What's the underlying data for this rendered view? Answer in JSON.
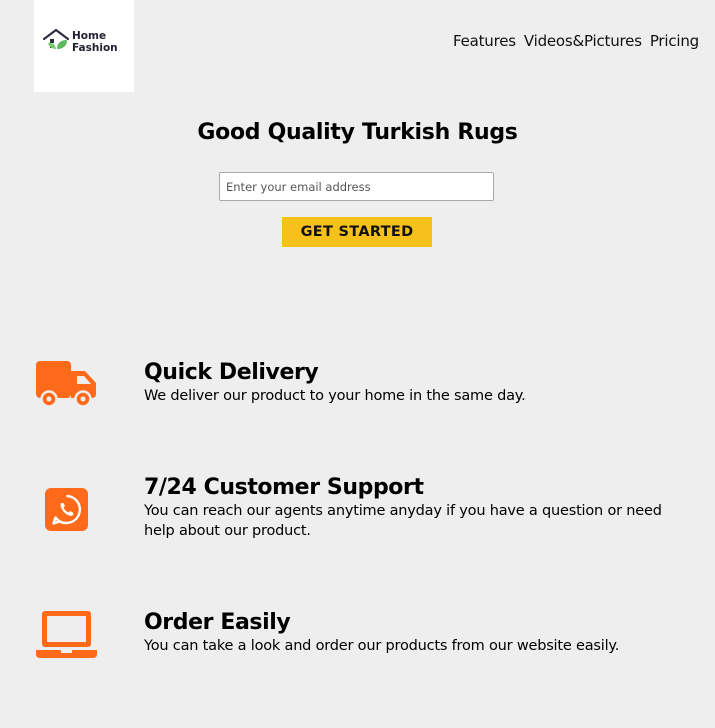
{
  "brand": {
    "line1": "Home",
    "line2": "Fashion"
  },
  "nav": {
    "features": "Features",
    "videos": "Videos&Pictures",
    "pricing": "Pricing"
  },
  "hero": {
    "title": "Good Quality Turkish Rugs",
    "email_placeholder": "Enter your email address",
    "cta_label": "GET STARTED"
  },
  "features": [
    {
      "icon": "truck-icon",
      "title": "Quick Delivery",
      "description": "We deliver our product to your home in the same day."
    },
    {
      "icon": "whatsapp-icon",
      "title": "7/24 Customer Support",
      "description": "You can reach our agents anytime anyday if you have a question or need help about our product."
    },
    {
      "icon": "laptop-icon",
      "title": "Order Easily",
      "description": "You can take a look and order our products from our website easily."
    }
  ],
  "colors": {
    "background": "#eeeeee",
    "accent": "#f5c11a",
    "icon": "#ff6a1a",
    "logo_leaf": "#5cb85c"
  }
}
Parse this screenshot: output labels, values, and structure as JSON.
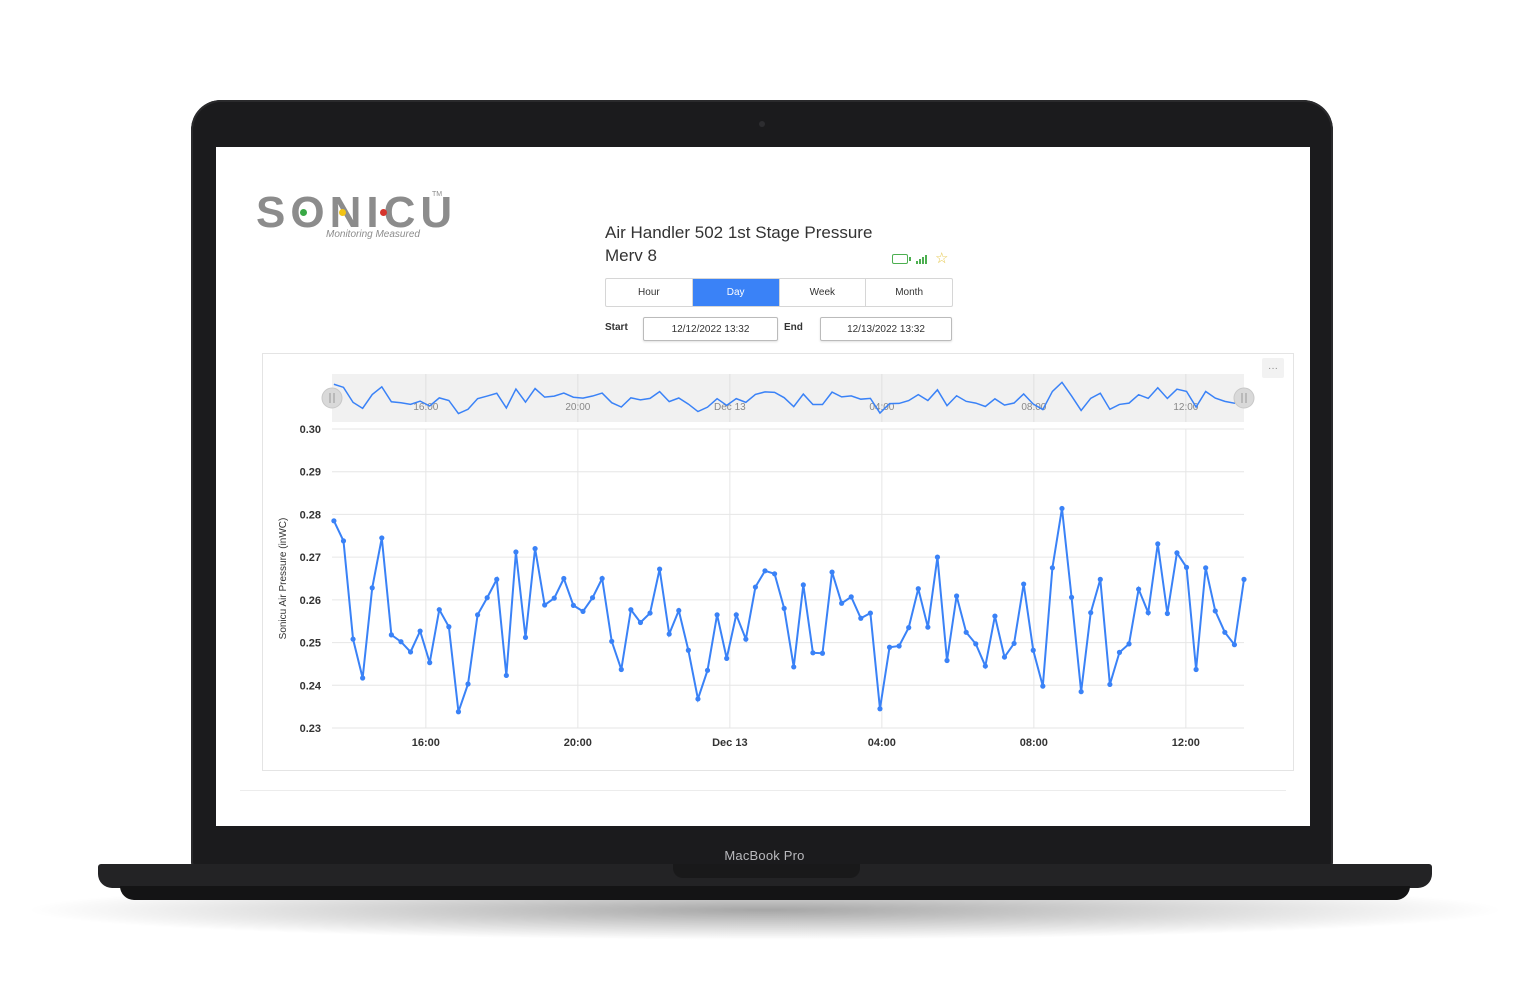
{
  "device_label": "MacBook Pro",
  "logo": {
    "wordmark": "SONICU",
    "tm": "TM",
    "tagline": "Monitoring Measured"
  },
  "sensor": {
    "title": "Air Handler 502 1st Stage Pressure",
    "subtitle": "Merv 8"
  },
  "status_icons": [
    "battery-icon",
    "signal-icon",
    "star-icon"
  ],
  "tabs": [
    {
      "label": "Hour",
      "active": false
    },
    {
      "label": "Day",
      "active": true
    },
    {
      "label": "Week",
      "active": false
    },
    {
      "label": "Month",
      "active": false
    }
  ],
  "range": {
    "start_label": "Start",
    "start_value": "12/12/2022 13:32",
    "end_label": "End",
    "end_value": "12/13/2022 13:32"
  },
  "menu_glyph": "···",
  "colors": {
    "series": "#3a82f7",
    "active_tab": "#3a82f7",
    "navigator_bg": "#f1f1f1"
  },
  "chart_data": {
    "type": "line",
    "ylabel": "Sonicu Air Pressure (inWC)",
    "ylim": [
      0.23,
      0.3
    ],
    "yticks": [
      "0.23",
      "0.24",
      "0.25",
      "0.26",
      "0.27",
      "0.28",
      "0.29",
      "0.30"
    ],
    "x_start_hours": 13.53,
    "x_end_hours": 37.53,
    "xticks": [
      {
        "label": "16:00",
        "hour": 16
      },
      {
        "label": "20:00",
        "hour": 20
      },
      {
        "label": "Dec 13",
        "hour": 24
      },
      {
        "label": "04:00",
        "hour": 28
      },
      {
        "label": "08:00",
        "hour": 32
      },
      {
        "label": "12:00",
        "hour": 36
      }
    ],
    "navigator_ticks": [
      "16:00",
      "20:00",
      "Dec 13",
      "04:00",
      "08:00",
      "12:00"
    ],
    "grid": true,
    "series": [
      {
        "values": [
          0.2785,
          0.2738,
          0.2508,
          0.2417,
          0.2628,
          0.2745,
          0.2518,
          0.2502,
          0.2478,
          0.2527,
          0.2453,
          0.2577,
          0.2537,
          0.2338,
          0.2403,
          0.2565,
          0.2605,
          0.2648,
          0.2423,
          0.2712,
          0.2512,
          0.272,
          0.2588,
          0.2604,
          0.265,
          0.2587,
          0.2573,
          0.2605,
          0.265,
          0.2503,
          0.2437,
          0.2577,
          0.2547,
          0.2569,
          0.2672,
          0.252,
          0.2575,
          0.2482,
          0.2368,
          0.2435,
          0.2565,
          0.2463,
          0.2565,
          0.2508,
          0.263,
          0.2668,
          0.2661,
          0.258,
          0.2443,
          0.2635,
          0.2476,
          0.2475,
          0.2665,
          0.2592,
          0.2607,
          0.2557,
          0.2569,
          0.2345,
          0.2489,
          0.2492,
          0.2535,
          0.2626,
          0.2536,
          0.27,
          0.2458,
          0.2609,
          0.2524,
          0.2497,
          0.2445,
          0.2562,
          0.2466,
          0.2498,
          0.2637,
          0.2482,
          0.2398,
          0.2675,
          0.2814,
          0.2606,
          0.2385,
          0.257,
          0.2648,
          0.2402,
          0.2477,
          0.2497,
          0.2625,
          0.257,
          0.2731,
          0.2568,
          0.271,
          0.2676,
          0.2437,
          0.2675,
          0.2574,
          0.2524,
          0.2495,
          0.2648
        ]
      }
    ]
  }
}
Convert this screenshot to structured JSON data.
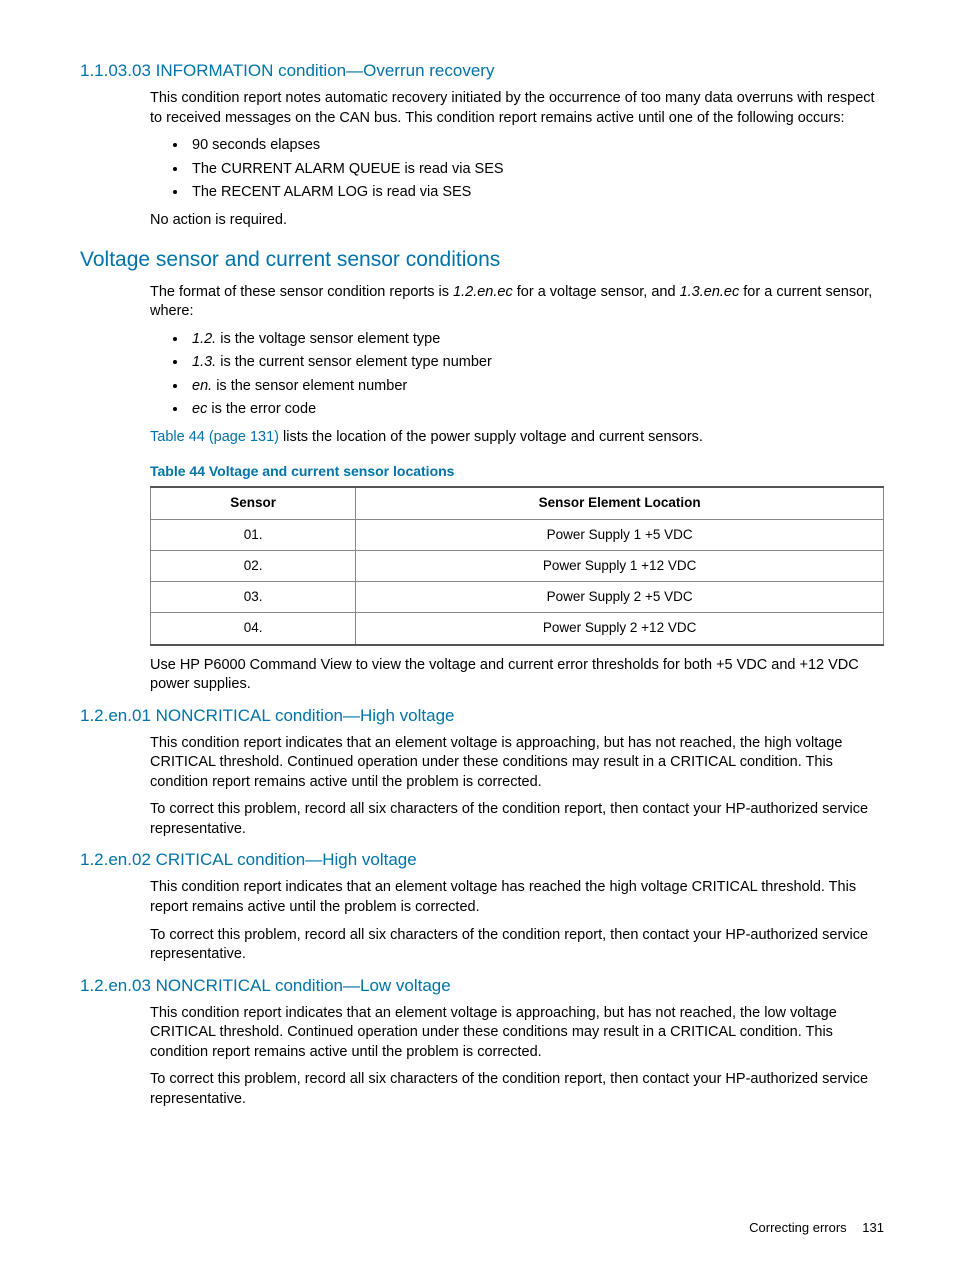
────────────────────────────────────────
Search the lines above for the string "your" and copy each line that has it.

[Solution]
    "email_placeholder": "Enter your email address",
      "description": "We deliver our product to your home in the same day."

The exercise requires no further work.